[Extracted records]
— Start —

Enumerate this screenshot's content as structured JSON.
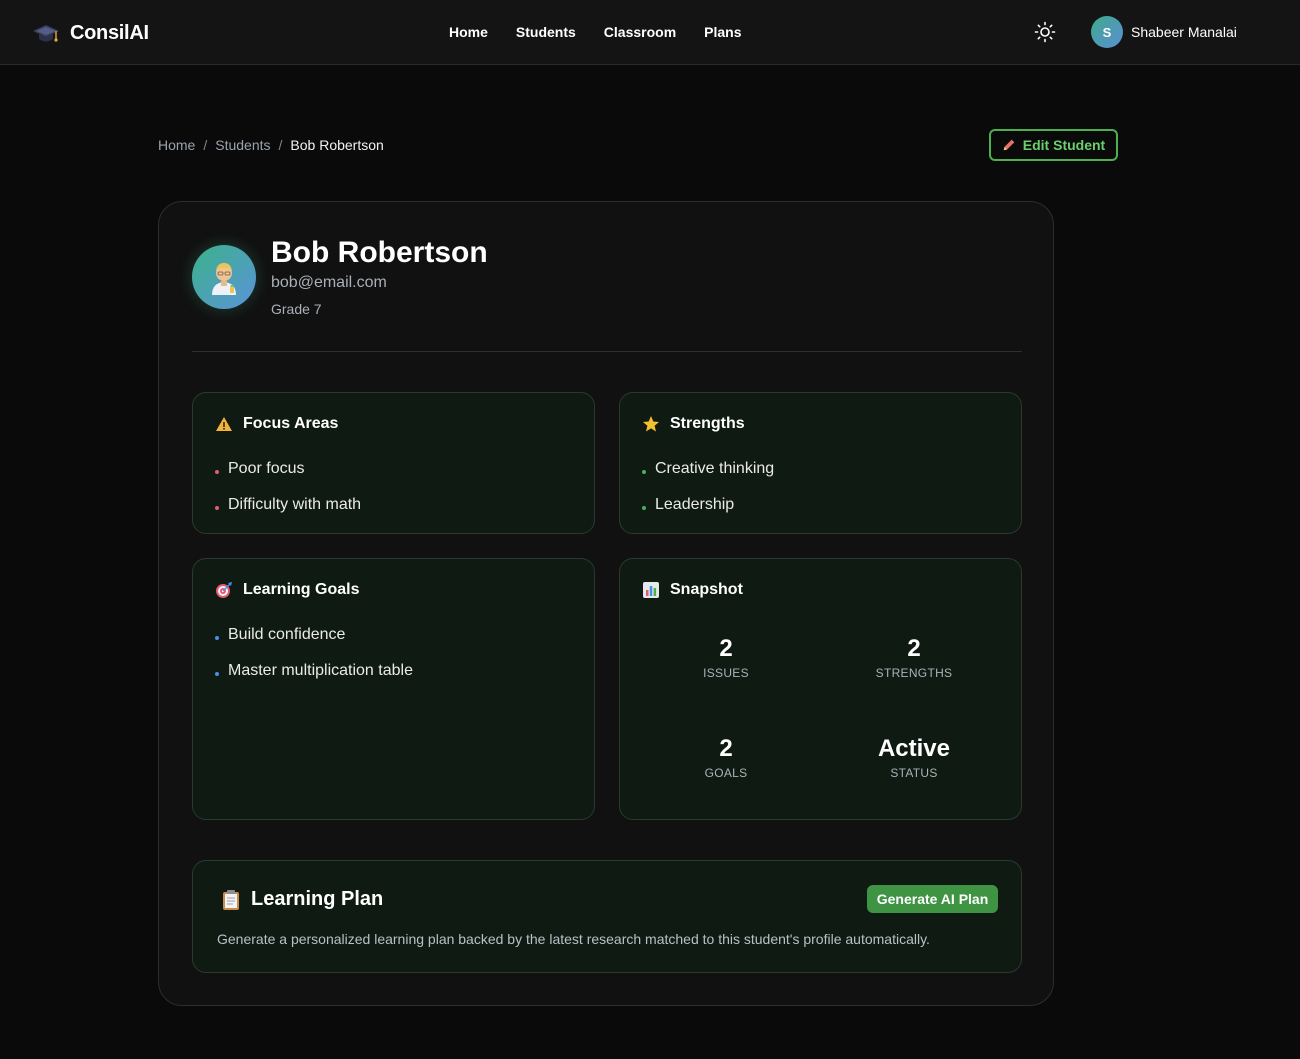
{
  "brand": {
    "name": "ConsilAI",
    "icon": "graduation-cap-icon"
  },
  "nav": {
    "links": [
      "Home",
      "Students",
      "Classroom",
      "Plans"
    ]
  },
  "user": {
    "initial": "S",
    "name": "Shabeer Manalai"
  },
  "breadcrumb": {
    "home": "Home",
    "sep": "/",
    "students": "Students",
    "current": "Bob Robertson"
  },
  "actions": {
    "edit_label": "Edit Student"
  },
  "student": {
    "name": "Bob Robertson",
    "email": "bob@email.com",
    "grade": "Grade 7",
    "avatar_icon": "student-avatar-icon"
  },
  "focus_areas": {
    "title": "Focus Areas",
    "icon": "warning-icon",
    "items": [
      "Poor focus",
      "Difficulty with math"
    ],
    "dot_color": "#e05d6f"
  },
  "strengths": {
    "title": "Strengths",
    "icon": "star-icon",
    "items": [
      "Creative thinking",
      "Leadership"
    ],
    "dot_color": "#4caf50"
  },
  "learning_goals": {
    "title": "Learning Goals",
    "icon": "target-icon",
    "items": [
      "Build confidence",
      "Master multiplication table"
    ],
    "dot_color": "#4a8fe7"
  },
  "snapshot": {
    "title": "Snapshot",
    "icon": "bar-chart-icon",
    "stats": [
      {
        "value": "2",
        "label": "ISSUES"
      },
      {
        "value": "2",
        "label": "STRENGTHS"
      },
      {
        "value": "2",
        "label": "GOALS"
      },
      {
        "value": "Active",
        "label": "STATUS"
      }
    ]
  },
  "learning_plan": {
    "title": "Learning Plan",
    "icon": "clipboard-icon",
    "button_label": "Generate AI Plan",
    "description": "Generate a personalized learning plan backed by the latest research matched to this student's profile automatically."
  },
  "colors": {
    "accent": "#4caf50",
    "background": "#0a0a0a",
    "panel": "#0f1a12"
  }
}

— End —

Where a line of the entries contains the word "title", copy that line.

    "title": "Focus Areas",
    "title": "Strengths",
    "title": "Learning Goals",
    "title": "Snapshot",
    "title": "Learning Plan",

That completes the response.